Write out the listing below without alteration, omitting its pictures.

========================================

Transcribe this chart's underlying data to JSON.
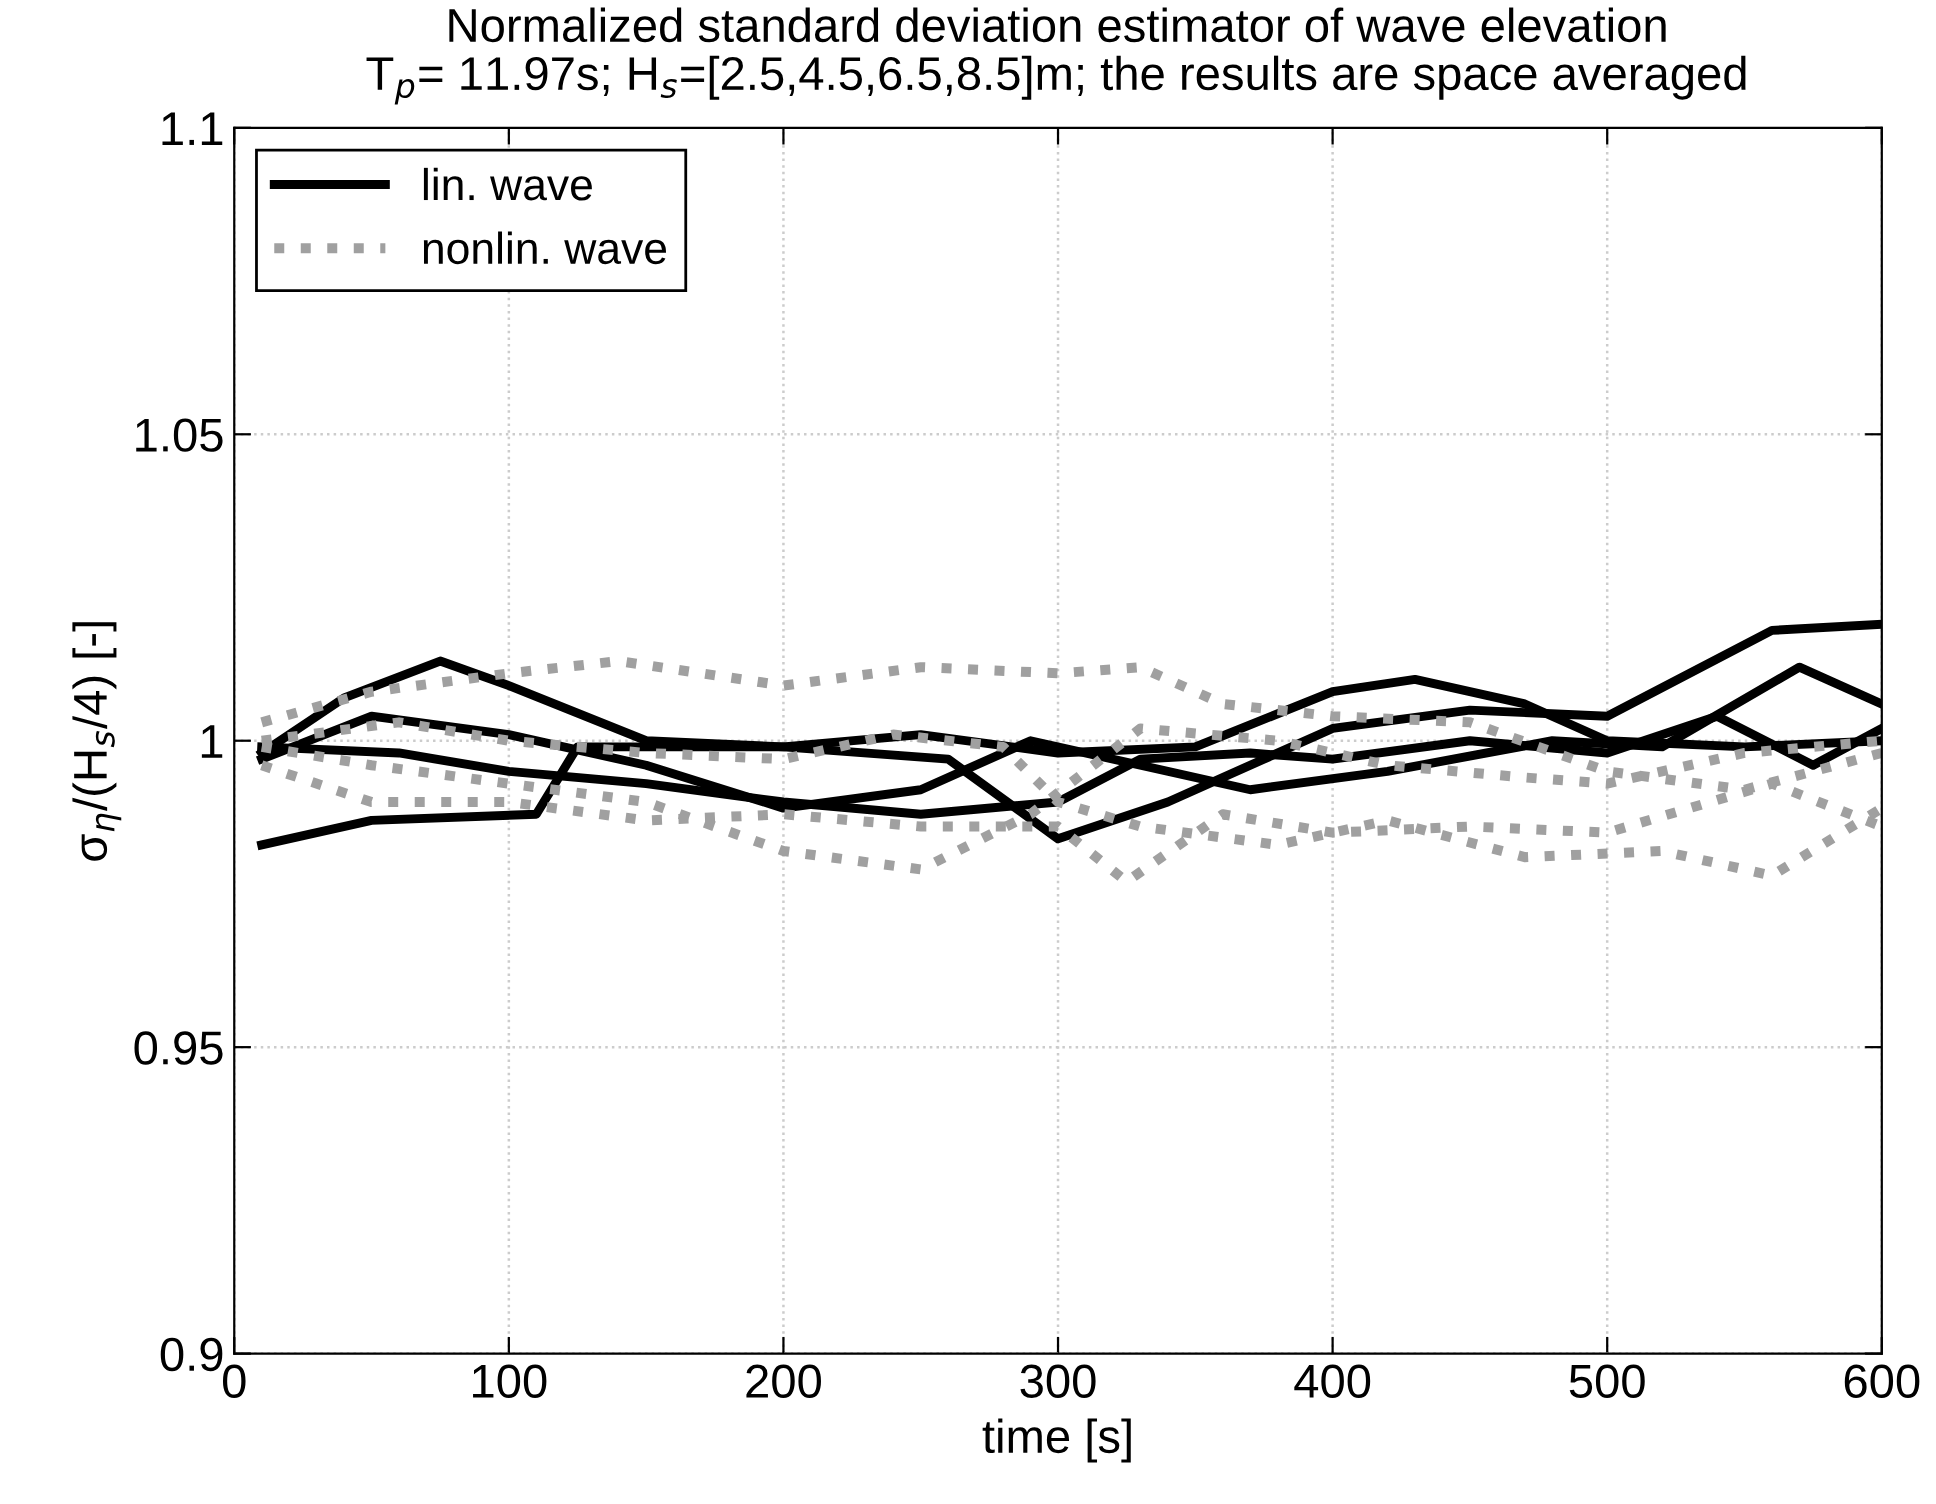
{
  "chart_data": {
    "type": "line",
    "title": "Normalized standard deviation estimator of wave elevation",
    "subtitle": "T$_{p}$= 11.97s; H$_{s}$=[2.5,4.5,6.5,8.5]m; the results are space averaged",
    "xlabel": "time [s]",
    "ylabel": "σ$_{η}$/(H$_{s}$/4) [-]",
    "xlim": [
      0,
      600
    ],
    "xticks": [
      0,
      100,
      200,
      300,
      400,
      500,
      600
    ],
    "ylim": [
      0.9,
      1.1
    ],
    "yticks": [
      0.9,
      0.95,
      1,
      1.05,
      1.1
    ],
    "grid": true,
    "legend": "top left",
    "series": [
      {
        "name": "lin. wave",
        "color": "#000000",
        "line_style": "solid",
        "x": [
          10,
          50,
          110,
          125,
          200,
          260,
          300,
          340,
          400,
          450,
          500,
          560,
          600
        ],
        "values": [
          0.983,
          0.987,
          0.988,
          0.999,
          0.999,
          0.997,
          0.984,
          0.99,
          1.002,
          1.005,
          1.004,
          1.018,
          1.019
        ]
      },
      {
        "color": "#000000",
        "line_style": "solid",
        "x": [
          10,
          40,
          75,
          100,
          150,
          200,
          250,
          300,
          350,
          400,
          430,
          470,
          500,
          550,
          600
        ],
        "values": [
          0.998,
          1.007,
          1.013,
          1.009,
          1.0,
          0.999,
          1.001,
          0.998,
          0.999,
          1.008,
          1.01,
          1.006,
          1.0,
          0.999,
          1.0
        ]
      },
      {
        "color": "#000000",
        "line_style": "solid",
        "x": [
          10,
          50,
          100,
          150,
          200,
          250,
          290,
          330,
          370,
          420,
          480,
          520,
          570,
          600
        ],
        "values": [
          0.997,
          1.004,
          1.001,
          0.996,
          0.989,
          0.992,
          1.0,
          0.996,
          0.992,
          0.995,
          1.0,
          0.999,
          1.012,
          1.006
        ]
      },
      {
        "color": "#000000",
        "line_style": "solid",
        "x": [
          10,
          60,
          100,
          150,
          200,
          250,
          300,
          330,
          370,
          400,
          450,
          500,
          540,
          575,
          600
        ],
        "values": [
          0.999,
          0.998,
          0.995,
          0.993,
          0.99,
          0.988,
          0.99,
          0.997,
          0.998,
          0.997,
          1.0,
          0.998,
          1.004,
          0.996,
          1.002
        ]
      },
      {
        "name": "nonlin. wave",
        "color": "#a0a0a0",
        "line_style": "dotted",
        "x": [
          10,
          50,
          100,
          140,
          200,
          250,
          300,
          330,
          360,
          400,
          450,
          500,
          550,
          600
        ],
        "values": [
          1.003,
          1.008,
          1.011,
          1.013,
          1.009,
          1.012,
          1.011,
          1.012,
          1.006,
          1.004,
          1.003,
          0.995,
          0.992,
          0.998
        ]
      },
      {
        "color": "#a0a0a0",
        "line_style": "dotted",
        "x": [
          10,
          50,
          100,
          150,
          200,
          250,
          300,
          325,
          360,
          400,
          450,
          500,
          560,
          600
        ],
        "values": [
          0.996,
          0.99,
          0.99,
          0.987,
          0.988,
          0.986,
          0.986,
          0.977,
          0.988,
          0.985,
          0.986,
          0.985,
          0.993,
          0.986
        ]
      },
      {
        "color": "#a0a0a0",
        "line_style": "dotted",
        "x": [
          10,
          60,
          100,
          150,
          200,
          240,
          280,
          300,
          330,
          380,
          420,
          470,
          520,
          560,
          600
        ],
        "values": [
          1.0,
          1.003,
          1.0,
          0.998,
          0.997,
          1.001,
          0.999,
          0.99,
          0.986,
          0.983,
          0.987,
          0.981,
          0.982,
          0.978,
          0.989
        ]
      },
      {
        "color": "#a0a0a0",
        "line_style": "dotted",
        "x": [
          10,
          50,
          100,
          150,
          200,
          250,
          290,
          330,
          380,
          420,
          470,
          500,
          550,
          600
        ],
        "values": [
          0.999,
          0.996,
          0.993,
          0.99,
          0.982,
          0.979,
          0.988,
          1.002,
          1.0,
          0.996,
          0.994,
          0.993,
          0.998,
          1.0
        ]
      }
    ]
  }
}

========================================

■ ANSWER TO THIS PROBLEM ■
Transcribe this chart's underlying data to JSON.
{
  "chart_data": {
    "type": "line",
    "title": "Normalized standard deviation estimator of wave elevation",
    "subtitle": "T$_{p}$= 11.97s; H$_{s}$=[2.5,4.5,6.5,8.5]m; the results are space averaged",
    "xlabel": "time [s]",
    "ylabel": "σ$_{η}$/(H$_{s}$/4) [-]",
    "xlim": [
      0,
      600
    ],
    "xticks": [
      0,
      100,
      200,
      300,
      400,
      500,
      600
    ],
    "ylim": [
      0.9,
      1.1
    ],
    "yticks": [
      0.9,
      0.95,
      1,
      1.05,
      1.1
    ],
    "grid": true,
    "legend": "top left",
    "series": [
      {
        "name": "lin. wave",
        "color": "#000000",
        "line_style": "solid",
        "x": [
          10,
          50,
          110,
          125,
          200,
          260,
          300,
          340,
          400,
          450,
          500,
          560,
          600
        ],
        "values": [
          0.983,
          0.987,
          0.988,
          0.999,
          0.999,
          0.997,
          0.984,
          0.99,
          1.002,
          1.005,
          1.004,
          1.018,
          1.019
        ]
      },
      {
        "color": "#000000",
        "line_style": "solid",
        "x": [
          10,
          40,
          75,
          100,
          150,
          200,
          250,
          300,
          350,
          400,
          430,
          470,
          500,
          550,
          600
        ],
        "values": [
          0.998,
          1.007,
          1.013,
          1.009,
          1.0,
          0.999,
          1.001,
          0.998,
          0.999,
          1.008,
          1.01,
          1.006,
          1.0,
          0.999,
          1.0
        ]
      },
      {
        "color": "#000000",
        "line_style": "solid",
        "x": [
          10,
          50,
          100,
          150,
          200,
          250,
          290,
          330,
          370,
          420,
          480,
          520,
          570,
          600
        ],
        "values": [
          0.997,
          1.004,
          1.001,
          0.996,
          0.989,
          0.992,
          1.0,
          0.996,
          0.992,
          0.995,
          1.0,
          0.999,
          1.012,
          1.006
        ]
      },
      {
        "color": "#000000",
        "line_style": "solid",
        "x": [
          10,
          60,
          100,
          150,
          200,
          250,
          300,
          330,
          370,
          400,
          450,
          500,
          540,
          575,
          600
        ],
        "values": [
          0.999,
          0.998,
          0.995,
          0.993,
          0.99,
          0.988,
          0.99,
          0.997,
          0.998,
          0.997,
          1.0,
          0.998,
          1.004,
          0.996,
          1.002
        ]
      },
      {
        "name": "nonlin. wave",
        "color": "#a0a0a0",
        "line_style": "dotted",
        "x": [
          10,
          50,
          100,
          140,
          200,
          250,
          300,
          330,
          360,
          400,
          450,
          500,
          550,
          600
        ],
        "values": [
          1.003,
          1.008,
          1.011,
          1.013,
          1.009,
          1.012,
          1.011,
          1.012,
          1.006,
          1.004,
          1.003,
          0.995,
          0.992,
          0.998
        ]
      },
      {
        "color": "#a0a0a0",
        "line_style": "dotted",
        "x": [
          10,
          50,
          100,
          150,
          200,
          250,
          300,
          325,
          360,
          400,
          450,
          500,
          560,
          600
        ],
        "values": [
          0.996,
          0.99,
          0.99,
          0.987,
          0.988,
          0.986,
          0.986,
          0.977,
          0.988,
          0.985,
          0.986,
          0.985,
          0.993,
          0.986
        ]
      },
      {
        "color": "#a0a0a0",
        "line_style": "dotted",
        "x": [
          10,
          60,
          100,
          150,
          200,
          240,
          280,
          300,
          330,
          380,
          420,
          470,
          520,
          560,
          600
        ],
        "values": [
          1.0,
          1.003,
          1.0,
          0.998,
          0.997,
          1.001,
          0.999,
          0.99,
          0.986,
          0.983,
          0.987,
          0.981,
          0.982,
          0.978,
          0.989
        ]
      },
      {
        "color": "#a0a0a0",
        "line_style": "dotted",
        "x": [
          10,
          50,
          100,
          150,
          200,
          250,
          290,
          330,
          380,
          420,
          470,
          500,
          550,
          600
        ],
        "values": [
          0.999,
          0.996,
          0.993,
          0.99,
          0.982,
          0.979,
          0.988,
          1.002,
          1.0,
          0.996,
          0.994,
          0.993,
          0.998,
          1.0
        ]
      }
    ]
  }
}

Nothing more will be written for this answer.